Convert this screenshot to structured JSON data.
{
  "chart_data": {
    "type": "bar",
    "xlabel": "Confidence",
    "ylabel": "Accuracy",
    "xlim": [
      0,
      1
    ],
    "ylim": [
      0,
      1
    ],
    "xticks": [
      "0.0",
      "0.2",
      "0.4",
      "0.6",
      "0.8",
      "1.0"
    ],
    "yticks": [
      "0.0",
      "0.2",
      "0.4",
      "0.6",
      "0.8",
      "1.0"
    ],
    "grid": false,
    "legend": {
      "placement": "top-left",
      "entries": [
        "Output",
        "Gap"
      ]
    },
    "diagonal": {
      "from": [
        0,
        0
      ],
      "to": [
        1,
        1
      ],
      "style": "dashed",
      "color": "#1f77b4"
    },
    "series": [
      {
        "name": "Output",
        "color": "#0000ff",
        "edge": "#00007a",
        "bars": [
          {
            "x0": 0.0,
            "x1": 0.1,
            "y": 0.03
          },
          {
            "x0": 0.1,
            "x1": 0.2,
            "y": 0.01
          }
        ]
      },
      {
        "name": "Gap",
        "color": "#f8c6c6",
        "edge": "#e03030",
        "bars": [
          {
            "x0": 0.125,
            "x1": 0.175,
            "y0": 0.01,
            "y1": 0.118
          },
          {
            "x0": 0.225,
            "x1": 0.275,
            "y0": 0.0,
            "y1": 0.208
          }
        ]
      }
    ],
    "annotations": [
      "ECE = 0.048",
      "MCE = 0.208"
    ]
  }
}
+---+
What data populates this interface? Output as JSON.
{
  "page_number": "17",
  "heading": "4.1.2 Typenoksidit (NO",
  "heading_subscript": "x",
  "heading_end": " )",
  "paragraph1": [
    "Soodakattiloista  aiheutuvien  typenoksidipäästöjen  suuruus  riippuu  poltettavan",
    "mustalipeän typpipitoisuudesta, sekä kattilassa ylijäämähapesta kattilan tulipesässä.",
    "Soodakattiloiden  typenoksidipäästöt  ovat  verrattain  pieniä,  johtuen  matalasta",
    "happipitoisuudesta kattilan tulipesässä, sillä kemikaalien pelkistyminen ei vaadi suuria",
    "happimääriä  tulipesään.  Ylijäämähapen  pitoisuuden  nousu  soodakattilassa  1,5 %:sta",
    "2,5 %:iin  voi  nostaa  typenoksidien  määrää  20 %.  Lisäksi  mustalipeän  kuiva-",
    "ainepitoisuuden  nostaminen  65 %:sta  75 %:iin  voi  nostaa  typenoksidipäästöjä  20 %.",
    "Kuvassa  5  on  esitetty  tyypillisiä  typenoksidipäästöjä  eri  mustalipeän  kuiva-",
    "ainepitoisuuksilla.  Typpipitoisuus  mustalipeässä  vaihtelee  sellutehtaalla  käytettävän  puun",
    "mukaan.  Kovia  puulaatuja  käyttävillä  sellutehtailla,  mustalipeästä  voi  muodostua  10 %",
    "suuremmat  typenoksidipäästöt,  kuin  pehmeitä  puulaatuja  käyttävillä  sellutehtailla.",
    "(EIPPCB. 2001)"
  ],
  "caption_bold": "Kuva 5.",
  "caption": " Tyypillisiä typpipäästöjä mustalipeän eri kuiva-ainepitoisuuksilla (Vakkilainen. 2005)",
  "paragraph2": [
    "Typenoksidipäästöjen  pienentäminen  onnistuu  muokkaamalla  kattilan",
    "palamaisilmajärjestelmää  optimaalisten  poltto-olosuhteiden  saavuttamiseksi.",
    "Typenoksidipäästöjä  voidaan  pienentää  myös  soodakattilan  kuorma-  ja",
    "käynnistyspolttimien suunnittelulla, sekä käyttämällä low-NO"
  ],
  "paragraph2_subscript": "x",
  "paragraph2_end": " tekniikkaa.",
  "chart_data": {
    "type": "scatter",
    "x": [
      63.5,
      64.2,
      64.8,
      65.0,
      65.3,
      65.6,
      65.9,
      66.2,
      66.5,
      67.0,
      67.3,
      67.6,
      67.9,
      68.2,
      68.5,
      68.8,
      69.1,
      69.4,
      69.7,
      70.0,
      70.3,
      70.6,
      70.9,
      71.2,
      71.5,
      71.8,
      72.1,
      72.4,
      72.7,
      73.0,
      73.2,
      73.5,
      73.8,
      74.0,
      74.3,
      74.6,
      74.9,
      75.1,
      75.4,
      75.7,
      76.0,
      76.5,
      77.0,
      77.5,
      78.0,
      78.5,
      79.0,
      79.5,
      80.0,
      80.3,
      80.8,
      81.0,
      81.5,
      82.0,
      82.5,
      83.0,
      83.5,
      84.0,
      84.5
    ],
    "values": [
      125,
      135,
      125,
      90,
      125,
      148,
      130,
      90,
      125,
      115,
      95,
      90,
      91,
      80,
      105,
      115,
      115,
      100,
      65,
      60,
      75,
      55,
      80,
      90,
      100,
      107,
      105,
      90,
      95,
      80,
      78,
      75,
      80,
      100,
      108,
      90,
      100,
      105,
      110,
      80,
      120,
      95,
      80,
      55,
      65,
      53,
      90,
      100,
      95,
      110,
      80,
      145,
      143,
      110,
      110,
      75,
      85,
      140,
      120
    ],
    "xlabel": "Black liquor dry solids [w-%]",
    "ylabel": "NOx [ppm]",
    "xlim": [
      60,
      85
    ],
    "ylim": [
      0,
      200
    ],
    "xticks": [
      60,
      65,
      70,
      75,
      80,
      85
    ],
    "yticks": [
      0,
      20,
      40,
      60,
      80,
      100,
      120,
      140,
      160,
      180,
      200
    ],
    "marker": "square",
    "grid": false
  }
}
+---+
**Problem statement**
Collect each line holding the string "ainepitoisuuksilla".

**Result**
    "ainepitoisuuksilla.  Typpipitoisuus  mustalipeässä  vaihtelee  sellutehtaalla  käytettävän  puun",
  "caption": " Tyypillisiä typpipäästöjä mustalipeän eri kuiva-ainepitoisuuksilla (Vakkilainen. 2005)",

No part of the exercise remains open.